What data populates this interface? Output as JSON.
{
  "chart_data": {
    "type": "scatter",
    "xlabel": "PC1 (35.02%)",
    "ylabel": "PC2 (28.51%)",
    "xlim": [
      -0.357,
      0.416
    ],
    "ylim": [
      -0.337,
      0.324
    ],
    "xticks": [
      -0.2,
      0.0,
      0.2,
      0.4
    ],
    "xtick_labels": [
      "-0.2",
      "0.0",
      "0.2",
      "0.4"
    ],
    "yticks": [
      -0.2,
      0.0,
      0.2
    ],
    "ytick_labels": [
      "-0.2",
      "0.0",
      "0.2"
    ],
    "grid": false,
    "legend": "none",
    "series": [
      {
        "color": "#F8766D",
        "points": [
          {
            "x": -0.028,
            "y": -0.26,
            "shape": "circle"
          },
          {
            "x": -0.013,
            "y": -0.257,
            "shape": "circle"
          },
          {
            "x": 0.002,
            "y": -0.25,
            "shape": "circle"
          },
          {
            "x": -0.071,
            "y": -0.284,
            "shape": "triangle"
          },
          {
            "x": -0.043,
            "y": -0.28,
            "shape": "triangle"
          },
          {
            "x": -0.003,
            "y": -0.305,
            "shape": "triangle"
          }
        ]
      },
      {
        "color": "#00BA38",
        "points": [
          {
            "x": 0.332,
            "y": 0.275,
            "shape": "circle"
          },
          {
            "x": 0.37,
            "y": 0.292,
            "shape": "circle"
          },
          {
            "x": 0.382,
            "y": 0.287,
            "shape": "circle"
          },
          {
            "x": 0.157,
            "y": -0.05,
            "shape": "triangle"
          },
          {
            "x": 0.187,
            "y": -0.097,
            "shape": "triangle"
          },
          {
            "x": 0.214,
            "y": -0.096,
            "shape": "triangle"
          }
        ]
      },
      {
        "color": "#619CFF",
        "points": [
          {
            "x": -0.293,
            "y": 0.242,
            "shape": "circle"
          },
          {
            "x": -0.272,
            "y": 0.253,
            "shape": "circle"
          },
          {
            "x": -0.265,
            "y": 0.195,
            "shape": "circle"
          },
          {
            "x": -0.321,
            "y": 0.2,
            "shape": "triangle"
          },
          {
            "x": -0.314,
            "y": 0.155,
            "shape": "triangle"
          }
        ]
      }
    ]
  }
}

> WHAT THE EXERCISE ASKS: Which lines hold the word "color"? Copy every one of them.

> FINISHED EXERCISE:
        "color": "#F8766D",
        "color": "#00BA38",
        "color": "#619CFF",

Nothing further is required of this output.